What you are asked to do:
Copy every line of the entries that includes the word "name".

Information provided:
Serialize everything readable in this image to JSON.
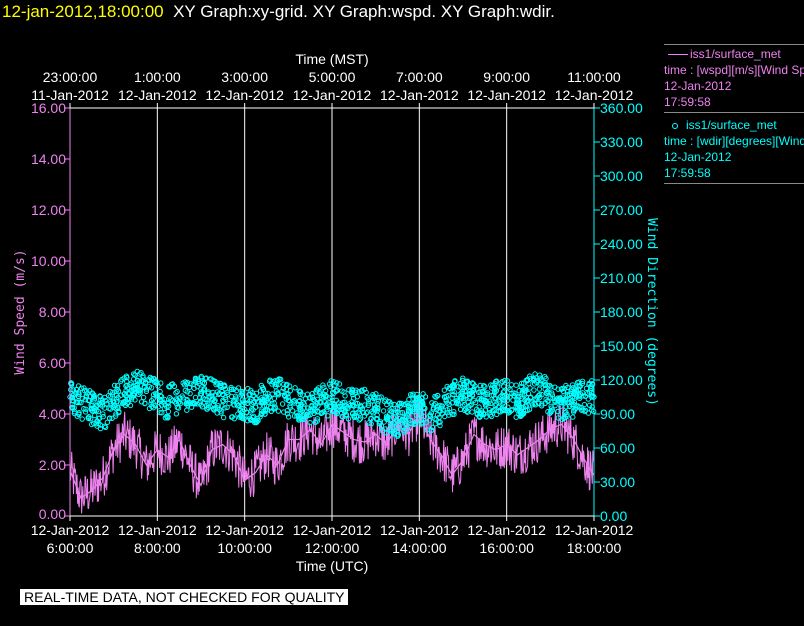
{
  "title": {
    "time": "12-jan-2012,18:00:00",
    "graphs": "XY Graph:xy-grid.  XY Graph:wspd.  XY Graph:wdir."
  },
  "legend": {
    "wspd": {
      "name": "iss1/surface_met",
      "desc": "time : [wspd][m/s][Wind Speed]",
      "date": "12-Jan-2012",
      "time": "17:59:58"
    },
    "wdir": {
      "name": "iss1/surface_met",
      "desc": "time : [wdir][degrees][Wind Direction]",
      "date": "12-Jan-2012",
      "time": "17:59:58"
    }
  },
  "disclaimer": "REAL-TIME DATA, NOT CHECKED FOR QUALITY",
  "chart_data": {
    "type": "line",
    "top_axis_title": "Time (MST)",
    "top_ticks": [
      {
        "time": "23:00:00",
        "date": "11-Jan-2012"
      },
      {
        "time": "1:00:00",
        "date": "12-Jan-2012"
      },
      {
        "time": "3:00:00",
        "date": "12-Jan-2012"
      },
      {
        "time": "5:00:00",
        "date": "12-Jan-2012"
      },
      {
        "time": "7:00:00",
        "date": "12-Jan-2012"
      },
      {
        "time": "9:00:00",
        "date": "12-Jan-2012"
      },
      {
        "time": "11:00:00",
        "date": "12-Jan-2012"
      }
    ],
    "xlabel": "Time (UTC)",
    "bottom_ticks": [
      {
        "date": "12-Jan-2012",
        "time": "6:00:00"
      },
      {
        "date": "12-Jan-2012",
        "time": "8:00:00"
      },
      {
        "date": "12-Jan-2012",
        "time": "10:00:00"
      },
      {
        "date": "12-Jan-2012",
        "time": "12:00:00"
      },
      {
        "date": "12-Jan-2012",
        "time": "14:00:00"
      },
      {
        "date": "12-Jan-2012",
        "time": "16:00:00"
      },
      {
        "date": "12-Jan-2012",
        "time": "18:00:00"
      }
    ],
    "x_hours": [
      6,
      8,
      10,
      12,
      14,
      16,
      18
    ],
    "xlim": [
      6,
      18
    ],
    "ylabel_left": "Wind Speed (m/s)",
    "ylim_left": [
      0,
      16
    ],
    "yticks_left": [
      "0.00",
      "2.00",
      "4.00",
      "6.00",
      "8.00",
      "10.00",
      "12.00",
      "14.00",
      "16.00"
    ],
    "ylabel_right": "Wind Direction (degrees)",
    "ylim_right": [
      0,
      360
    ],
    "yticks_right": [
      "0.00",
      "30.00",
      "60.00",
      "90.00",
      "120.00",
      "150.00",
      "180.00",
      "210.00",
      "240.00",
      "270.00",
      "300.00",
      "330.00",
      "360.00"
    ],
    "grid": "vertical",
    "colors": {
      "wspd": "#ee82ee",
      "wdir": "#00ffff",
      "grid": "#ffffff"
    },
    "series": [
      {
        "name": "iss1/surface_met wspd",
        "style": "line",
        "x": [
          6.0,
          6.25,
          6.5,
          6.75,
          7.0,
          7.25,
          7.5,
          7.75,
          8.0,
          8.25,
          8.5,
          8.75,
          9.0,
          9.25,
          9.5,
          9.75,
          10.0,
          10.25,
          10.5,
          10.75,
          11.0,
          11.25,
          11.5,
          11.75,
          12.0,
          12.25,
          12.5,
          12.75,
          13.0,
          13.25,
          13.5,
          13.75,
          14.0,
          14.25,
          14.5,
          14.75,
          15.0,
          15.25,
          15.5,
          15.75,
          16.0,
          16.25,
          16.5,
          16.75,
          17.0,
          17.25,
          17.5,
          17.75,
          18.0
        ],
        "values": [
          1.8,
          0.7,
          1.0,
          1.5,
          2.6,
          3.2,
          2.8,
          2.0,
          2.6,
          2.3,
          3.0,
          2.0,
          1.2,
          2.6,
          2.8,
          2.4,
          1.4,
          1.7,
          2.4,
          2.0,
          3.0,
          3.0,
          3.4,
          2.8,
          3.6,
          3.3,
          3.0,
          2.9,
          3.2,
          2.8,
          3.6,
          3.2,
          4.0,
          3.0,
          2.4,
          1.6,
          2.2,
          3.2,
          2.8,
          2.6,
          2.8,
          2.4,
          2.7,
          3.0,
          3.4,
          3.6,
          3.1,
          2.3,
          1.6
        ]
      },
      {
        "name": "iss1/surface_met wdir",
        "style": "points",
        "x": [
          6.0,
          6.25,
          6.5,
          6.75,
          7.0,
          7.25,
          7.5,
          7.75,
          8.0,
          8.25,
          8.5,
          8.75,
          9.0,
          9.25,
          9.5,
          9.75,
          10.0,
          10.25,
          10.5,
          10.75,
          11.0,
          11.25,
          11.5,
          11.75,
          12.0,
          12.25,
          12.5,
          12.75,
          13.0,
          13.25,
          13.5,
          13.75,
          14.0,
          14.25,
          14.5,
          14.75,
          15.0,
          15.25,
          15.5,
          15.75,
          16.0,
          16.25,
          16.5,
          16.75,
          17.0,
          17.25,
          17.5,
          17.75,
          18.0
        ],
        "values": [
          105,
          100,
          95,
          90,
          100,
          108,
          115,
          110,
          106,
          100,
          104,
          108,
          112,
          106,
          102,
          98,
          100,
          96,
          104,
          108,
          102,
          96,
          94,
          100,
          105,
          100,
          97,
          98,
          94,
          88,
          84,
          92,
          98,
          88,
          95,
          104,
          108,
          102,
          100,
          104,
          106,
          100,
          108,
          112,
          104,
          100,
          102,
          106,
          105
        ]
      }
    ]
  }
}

Finished answer:
      "name": "iss1/surface_met",
      "name": "iss1/surface_met",
        "name": "iss1/surface_met wspd",
        "name": "iss1/surface_met wdir",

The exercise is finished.